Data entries
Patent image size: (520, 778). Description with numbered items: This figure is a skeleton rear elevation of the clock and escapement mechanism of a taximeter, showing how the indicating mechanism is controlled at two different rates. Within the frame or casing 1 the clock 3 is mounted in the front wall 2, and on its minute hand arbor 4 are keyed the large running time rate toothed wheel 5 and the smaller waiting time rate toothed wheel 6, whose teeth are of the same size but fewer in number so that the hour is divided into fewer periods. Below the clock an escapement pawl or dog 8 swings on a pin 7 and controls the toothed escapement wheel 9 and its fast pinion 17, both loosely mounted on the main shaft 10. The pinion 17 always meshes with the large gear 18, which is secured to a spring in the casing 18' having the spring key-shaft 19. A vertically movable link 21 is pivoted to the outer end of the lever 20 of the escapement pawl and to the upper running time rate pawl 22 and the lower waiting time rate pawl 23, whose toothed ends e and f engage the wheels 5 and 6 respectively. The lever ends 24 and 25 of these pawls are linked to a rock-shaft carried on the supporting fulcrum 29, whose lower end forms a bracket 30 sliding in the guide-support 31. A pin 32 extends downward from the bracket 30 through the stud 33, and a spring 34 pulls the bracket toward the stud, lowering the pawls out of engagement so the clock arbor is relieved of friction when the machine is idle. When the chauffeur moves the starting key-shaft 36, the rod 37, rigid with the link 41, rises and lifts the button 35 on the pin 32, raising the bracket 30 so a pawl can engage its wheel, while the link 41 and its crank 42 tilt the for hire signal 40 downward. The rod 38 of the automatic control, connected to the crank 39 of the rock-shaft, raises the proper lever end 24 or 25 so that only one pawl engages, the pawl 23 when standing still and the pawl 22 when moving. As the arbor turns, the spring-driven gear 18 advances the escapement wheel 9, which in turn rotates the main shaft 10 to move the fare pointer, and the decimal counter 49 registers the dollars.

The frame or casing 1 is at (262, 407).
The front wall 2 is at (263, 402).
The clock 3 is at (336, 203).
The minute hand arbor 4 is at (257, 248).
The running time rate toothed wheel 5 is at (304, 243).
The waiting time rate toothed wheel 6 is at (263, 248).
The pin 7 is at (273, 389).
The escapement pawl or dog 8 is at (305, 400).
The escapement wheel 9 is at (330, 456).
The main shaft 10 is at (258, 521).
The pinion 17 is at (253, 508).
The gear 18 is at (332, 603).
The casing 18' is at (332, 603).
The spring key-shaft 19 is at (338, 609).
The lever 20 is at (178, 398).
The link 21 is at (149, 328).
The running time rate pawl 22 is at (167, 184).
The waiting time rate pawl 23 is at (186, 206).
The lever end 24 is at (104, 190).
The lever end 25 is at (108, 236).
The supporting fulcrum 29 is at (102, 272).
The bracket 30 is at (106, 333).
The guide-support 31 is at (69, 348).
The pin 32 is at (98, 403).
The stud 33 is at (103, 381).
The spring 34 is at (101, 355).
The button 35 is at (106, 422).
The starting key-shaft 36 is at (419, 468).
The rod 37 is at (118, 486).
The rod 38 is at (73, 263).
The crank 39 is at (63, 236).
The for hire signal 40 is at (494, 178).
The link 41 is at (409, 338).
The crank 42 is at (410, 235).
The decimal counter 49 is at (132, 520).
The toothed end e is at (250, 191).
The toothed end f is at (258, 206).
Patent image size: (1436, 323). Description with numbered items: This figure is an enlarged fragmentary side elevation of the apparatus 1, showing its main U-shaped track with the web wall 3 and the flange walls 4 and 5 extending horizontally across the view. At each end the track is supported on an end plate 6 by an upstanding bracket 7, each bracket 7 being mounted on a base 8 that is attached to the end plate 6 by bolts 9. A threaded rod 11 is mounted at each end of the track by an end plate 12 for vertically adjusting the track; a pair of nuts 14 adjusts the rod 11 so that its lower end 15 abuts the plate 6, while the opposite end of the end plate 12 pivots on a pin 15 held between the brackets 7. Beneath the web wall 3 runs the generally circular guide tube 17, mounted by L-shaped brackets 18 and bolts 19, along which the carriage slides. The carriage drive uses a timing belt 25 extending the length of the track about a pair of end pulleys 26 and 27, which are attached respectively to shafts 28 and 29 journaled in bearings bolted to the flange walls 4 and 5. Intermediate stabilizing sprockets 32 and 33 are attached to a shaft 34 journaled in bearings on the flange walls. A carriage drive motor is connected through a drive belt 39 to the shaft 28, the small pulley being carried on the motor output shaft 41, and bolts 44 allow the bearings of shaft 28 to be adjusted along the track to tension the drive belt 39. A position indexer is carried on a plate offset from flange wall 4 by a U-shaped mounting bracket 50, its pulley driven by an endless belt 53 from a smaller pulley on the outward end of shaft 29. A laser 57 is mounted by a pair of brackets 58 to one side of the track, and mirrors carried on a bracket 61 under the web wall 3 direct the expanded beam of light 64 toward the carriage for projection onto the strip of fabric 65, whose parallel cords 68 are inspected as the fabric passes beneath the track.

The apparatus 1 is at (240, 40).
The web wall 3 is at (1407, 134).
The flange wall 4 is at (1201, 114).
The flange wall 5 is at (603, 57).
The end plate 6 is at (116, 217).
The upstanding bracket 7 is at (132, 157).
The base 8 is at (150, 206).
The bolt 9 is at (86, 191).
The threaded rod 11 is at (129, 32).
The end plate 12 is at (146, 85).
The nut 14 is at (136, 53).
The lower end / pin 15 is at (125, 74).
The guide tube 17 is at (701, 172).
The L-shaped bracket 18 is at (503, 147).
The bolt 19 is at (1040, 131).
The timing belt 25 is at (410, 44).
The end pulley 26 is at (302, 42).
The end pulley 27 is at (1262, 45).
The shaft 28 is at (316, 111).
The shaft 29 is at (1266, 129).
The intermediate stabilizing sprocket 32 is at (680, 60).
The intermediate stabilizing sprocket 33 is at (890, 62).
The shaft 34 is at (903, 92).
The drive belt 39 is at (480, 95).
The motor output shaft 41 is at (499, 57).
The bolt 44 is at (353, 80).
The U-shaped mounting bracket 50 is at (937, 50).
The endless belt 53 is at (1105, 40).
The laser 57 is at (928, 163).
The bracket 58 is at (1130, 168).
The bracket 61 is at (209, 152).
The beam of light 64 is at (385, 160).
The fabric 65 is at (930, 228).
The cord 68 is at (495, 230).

_STATED GOAL_.
Output as a numbered list the lines of the listing from the one containing "Patent image size: (1436, 323)." through the one containing "The web wall 3 is at (1407, 134).", skipping any blank lines.

_WORKED SOLUTION_.
1. Patent image size: (1436, 323). Description with numbered items: This figure is an enlarged fragmentary side elevation of the apparatus 1, showing its main U-shaped track with the web wall 3 and the flange walls 4 and 5 extending horizontally across the view. At each end the track is supported on an end plate 6 by an upstanding bracket 7, each bracket 7 being mounted on a base 8 that is attached to the end plate 6 by bolts 9. A threaded rod 11 is mounted at each end of the track by an end plate 12 for vertically adjusting the track; a pair of nuts 14 adjusts the rod 11 so that its lower end 15 abuts the plate 6, while the opposite end of the end plate 12 pivots on a pin 15 held between the brackets 7. Beneath the web wall 3 runs the generally circular guide tube 17, mounted by L-shaped brackets 18 and bolts 19, along which the carriage slides. The carriage drive uses a timing belt 25 extending the length of the track about a pair of end pulleys 26 and 27, which are attached respectively to shafts 28 and 29 journaled in bearings bolted to the flange walls 4 and 5. Intermediate stabilizing sprockets 32 and 33 are attached to a shaft 34 journaled in bearings on the flange walls. A carriage drive motor is connected through a drive belt 39 to the shaft 28, the small pulley being carried on the motor output shaft 41, and bolts 44 allow the bearings of shaft 28 to be adjusted along the track to tension the drive belt 39. A position indexer is carried on a plate offset from flange wall 4 by a U-shaped mounting bracket 50, its pulley driven by an endless belt 53 from a smaller pulley on the outward end of shaft 29. A laser 57 is mounted by a pair of brackets 58 to one side of the track, and mirrors carried on a bracket 61 under the web wall 3 direct the expanded beam of light 64 toward the carriage for projection onto the strip of fabric 65, whose parallel cords 68 are inspected as the fabric passes beneath the track.
2. The apparatus 1 is at (240, 40).
3. The web wall 3 is at (1407, 134).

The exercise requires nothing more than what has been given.